**PROBLEM REQUIREMENTS**: Your task is to quote the material that follows, in full and exactly.
[START OF DATA IN THIS EXERCISE]
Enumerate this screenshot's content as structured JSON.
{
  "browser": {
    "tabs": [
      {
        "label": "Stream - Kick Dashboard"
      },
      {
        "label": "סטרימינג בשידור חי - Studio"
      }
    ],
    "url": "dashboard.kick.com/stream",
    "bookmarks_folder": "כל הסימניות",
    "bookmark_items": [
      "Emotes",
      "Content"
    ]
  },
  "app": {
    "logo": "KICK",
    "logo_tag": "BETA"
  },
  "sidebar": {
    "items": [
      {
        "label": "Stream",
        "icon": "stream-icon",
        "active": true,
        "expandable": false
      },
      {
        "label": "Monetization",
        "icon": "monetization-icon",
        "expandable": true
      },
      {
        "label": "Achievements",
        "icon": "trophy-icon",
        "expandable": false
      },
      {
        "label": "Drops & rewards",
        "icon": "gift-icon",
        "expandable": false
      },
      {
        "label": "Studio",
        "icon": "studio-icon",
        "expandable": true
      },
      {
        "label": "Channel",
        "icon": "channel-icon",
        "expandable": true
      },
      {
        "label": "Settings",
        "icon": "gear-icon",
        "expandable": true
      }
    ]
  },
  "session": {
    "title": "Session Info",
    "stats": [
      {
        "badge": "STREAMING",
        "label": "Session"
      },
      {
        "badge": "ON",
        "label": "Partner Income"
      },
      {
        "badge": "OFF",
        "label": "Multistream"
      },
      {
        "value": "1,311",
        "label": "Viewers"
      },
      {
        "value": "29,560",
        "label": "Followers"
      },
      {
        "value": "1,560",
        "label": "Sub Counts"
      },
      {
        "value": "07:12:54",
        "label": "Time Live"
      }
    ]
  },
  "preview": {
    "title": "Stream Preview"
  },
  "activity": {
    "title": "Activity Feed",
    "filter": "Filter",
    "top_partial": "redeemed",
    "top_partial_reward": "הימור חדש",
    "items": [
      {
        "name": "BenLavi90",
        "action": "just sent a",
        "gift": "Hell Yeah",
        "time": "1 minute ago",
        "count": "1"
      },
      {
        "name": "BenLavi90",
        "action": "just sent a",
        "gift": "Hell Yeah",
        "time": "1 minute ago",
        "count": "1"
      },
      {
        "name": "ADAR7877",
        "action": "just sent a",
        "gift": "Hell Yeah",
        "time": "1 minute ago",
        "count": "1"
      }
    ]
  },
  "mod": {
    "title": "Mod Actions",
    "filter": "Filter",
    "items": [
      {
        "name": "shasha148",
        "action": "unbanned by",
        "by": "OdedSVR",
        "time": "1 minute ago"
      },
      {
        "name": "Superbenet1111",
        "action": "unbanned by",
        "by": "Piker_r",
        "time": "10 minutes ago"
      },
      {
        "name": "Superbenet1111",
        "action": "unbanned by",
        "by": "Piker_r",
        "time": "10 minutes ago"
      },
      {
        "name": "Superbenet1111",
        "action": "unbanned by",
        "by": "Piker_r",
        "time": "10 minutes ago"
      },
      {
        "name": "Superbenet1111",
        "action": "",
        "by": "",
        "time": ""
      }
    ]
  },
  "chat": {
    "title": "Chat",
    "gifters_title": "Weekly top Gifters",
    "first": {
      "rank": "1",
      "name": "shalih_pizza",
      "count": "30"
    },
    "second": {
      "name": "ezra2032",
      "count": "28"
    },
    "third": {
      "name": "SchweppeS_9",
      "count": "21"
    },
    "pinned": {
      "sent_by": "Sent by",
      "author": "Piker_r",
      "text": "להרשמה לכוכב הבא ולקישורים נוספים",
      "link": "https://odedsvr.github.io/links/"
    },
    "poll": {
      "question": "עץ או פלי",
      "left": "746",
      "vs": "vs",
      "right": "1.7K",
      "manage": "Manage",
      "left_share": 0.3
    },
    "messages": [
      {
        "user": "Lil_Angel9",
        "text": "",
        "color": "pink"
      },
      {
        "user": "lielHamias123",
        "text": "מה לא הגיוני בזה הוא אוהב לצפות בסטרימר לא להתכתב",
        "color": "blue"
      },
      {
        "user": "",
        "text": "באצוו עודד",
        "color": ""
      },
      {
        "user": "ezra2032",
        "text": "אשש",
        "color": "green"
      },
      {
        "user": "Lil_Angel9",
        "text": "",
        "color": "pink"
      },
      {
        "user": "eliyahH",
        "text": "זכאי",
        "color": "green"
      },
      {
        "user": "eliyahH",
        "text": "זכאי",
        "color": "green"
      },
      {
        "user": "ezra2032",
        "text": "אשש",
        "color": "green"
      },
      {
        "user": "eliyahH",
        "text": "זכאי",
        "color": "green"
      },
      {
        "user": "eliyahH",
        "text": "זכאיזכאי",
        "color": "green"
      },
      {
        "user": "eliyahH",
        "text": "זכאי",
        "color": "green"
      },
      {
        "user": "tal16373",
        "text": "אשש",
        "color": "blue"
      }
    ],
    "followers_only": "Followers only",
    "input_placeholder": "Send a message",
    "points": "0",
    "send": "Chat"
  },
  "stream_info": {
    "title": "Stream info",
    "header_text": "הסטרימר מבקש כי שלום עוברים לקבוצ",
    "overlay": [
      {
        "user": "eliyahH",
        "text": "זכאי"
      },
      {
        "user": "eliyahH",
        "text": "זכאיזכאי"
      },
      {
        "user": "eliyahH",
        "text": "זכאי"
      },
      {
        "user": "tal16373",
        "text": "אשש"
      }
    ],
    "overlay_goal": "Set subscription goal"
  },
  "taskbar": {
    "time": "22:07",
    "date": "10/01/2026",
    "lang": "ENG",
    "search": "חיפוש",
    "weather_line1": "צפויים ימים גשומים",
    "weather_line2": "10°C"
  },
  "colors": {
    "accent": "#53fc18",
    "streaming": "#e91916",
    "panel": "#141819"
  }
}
[END OF DATA IN THIS EXERCISE]
**RESULT OF THE EXERCISE**:
Enumerate this screenshot's content as structured JSON.
{
  "browser": {
    "tabs": [
      {
        "label": "Stream - Kick Dashboard"
      },
      {
        "label": "סטרימינג בשידור חי - Studio"
      }
    ],
    "url": "dashboard.kick.com/stream",
    "bookmarks_folder": "כל הסימניות",
    "bookmark_items": [
      "Emotes",
      "Content"
    ]
  },
  "app": {
    "logo": "KICK",
    "logo_tag": "BETA"
  },
  "sidebar": {
    "items": [
      {
        "label": "Stream",
        "icon": "stream-icon",
        "active": true,
        "expandable": false
      },
      {
        "label": "Monetization",
        "icon": "monetization-icon",
        "expandable": true
      },
      {
        "label": "Achievements",
        "icon": "trophy-icon",
        "expandable": false
      },
      {
        "label": "Drops & rewards",
        "icon": "gift-icon",
        "expandable": false
      },
      {
        "label": "Studio",
        "icon": "studio-icon",
        "expandable": true
      },
      {
        "label": "Channel",
        "icon": "channel-icon",
        "expandable": true
      },
      {
        "label": "Settings",
        "icon": "gear-icon",
        "expandable": true
      }
    ]
  },
  "session": {
    "title": "Session Info",
    "stats": [
      {
        "badge": "STREAMING",
        "label": "Session"
      },
      {
        "badge": "ON",
        "label": "Partner Income"
      },
      {
        "badge": "OFF",
        "label": "Multistream"
      },
      {
        "value": "1,311",
        "label": "Viewers"
      },
      {
        "value": "29,560",
        "label": "Followers"
      },
      {
        "value": "1,560",
        "label": "Sub Counts"
      },
      {
        "value": "07:12:54",
        "label": "Time Live"
      }
    ]
  },
  "preview": {
    "title": "Stream Preview"
  },
  "activity": {
    "title": "Activity Feed",
    "filter": "Filter",
    "top_partial": "redeemed",
    "top_partial_reward": "הימור חדש",
    "items": [
      {
        "name": "BenLavi90",
        "action": "just sent a",
        "gift": "Hell Yeah",
        "time": "1 minute ago",
        "count": "1"
      },
      {
        "name": "BenLavi90",
        "action": "just sent a",
        "gift": "Hell Yeah",
        "time": "1 minute ago",
        "count": "1"
      },
      {
        "name": "ADAR7877",
        "action": "just sent a",
        "gift": "Hell Yeah",
        "time": "1 minute ago",
        "count": "1"
      }
    ]
  },
  "mod": {
    "title": "Mod Actions",
    "filter": "Filter",
    "items": [
      {
        "name": "shasha148",
        "action": "unbanned by",
        "by": "OdedSVR",
        "time": "1 minute ago"
      },
      {
        "name": "Superbenet1111",
        "action": "unbanned by",
        "by": "Piker_r",
        "time": "10 minutes ago"
      },
      {
        "name": "Superbenet1111",
        "action": "unbanned by",
        "by": "Piker_r",
        "time": "10 minutes ago"
      },
      {
        "name": "Superbenet1111",
        "action": "unbanned by",
        "by": "Piker_r",
        "time": "10 minutes ago"
      },
      {
        "name": "Superbenet1111",
        "action": "",
        "by": "",
        "time": ""
      }
    ]
  },
  "chat": {
    "title": "Chat",
    "gifters_title": "Weekly top Gifters",
    "first": {
      "rank": "1",
      "name": "shalih_pizza",
      "count": "30"
    },
    "second": {
      "name": "ezra2032",
      "count": "28"
    },
    "third": {
      "name": "SchweppeS_9",
      "count": "21"
    },
    "pinned": {
      "sent_by": "Sent by",
      "author": "Piker_r",
      "text": "להרשמה לכוכב הבא ולקישורים נוספים",
      "link": "https://odedsvr.github.io/links/"
    },
    "poll": {
      "question": "עץ או פלי",
      "left": "746",
      "vs": "vs",
      "right": "1.7K",
      "manage": "Manage",
      "left_share": 0.3
    },
    "messages": [
      {
        "user": "Lil_Angel9",
        "text": "",
        "color": "pink"
      },
      {
        "user": "lielHamias123",
        "text": "מה לא הגיוני בזה הוא אוהב לצפות בסטרימר לא להתכתב",
        "color": "blue"
      },
      {
        "user": "",
        "text": "באצוו עודד",
        "color": ""
      },
      {
        "user": "ezra2032",
        "text": "אשש",
        "color": "green"
      },
      {
        "user": "Lil_Angel9",
        "text": "",
        "color": "pink"
      },
      {
        "user": "eliyahH",
        "text": "זכאי",
        "color": "green"
      },
      {
        "user": "eliyahH",
        "text": "זכאי",
        "color": "green"
      },
      {
        "user": "ezra2032",
        "text": "אשש",
        "color": "green"
      },
      {
        "user": "eliyahH",
        "text": "זכאי",
        "color": "green"
      },
      {
        "user": "eliyahH",
        "text": "זכאיזכאי",
        "color": "green"
      },
      {
        "user": "eliyahH",
        "text": "זכאי",
        "color": "green"
      },
      {
        "user": "tal16373",
        "text": "אשש",
        "color": "blue"
      }
    ],
    "followers_only": "Followers only",
    "input_placeholder": "Send a message",
    "points": "0",
    "send": "Chat"
  },
  "stream_info": {
    "title": "Stream info",
    "header_text": "הסטרימר מבקש כי שלום עוברים לקבוצ",
    "overlay": [
      {
        "user": "eliyahH",
        "text": "זכאי"
      },
      {
        "user": "eliyahH",
        "text": "זכאיזכאי"
      },
      {
        "user": "eliyahH",
        "text": "זכאי"
      },
      {
        "user": "tal16373",
        "text": "אשש"
      }
    ],
    "overlay_goal": "Set subscription goal"
  },
  "taskbar": {
    "time": "22:07",
    "date": "10/01/2026",
    "lang": "ENG",
    "search": "חיפוש",
    "weather_line1": "צפויים ימים גשומים",
    "weather_line2": "10°C"
  },
  "colors": {
    "accent": "#53fc18",
    "streaming": "#e91916",
    "panel": "#141819"
  }
}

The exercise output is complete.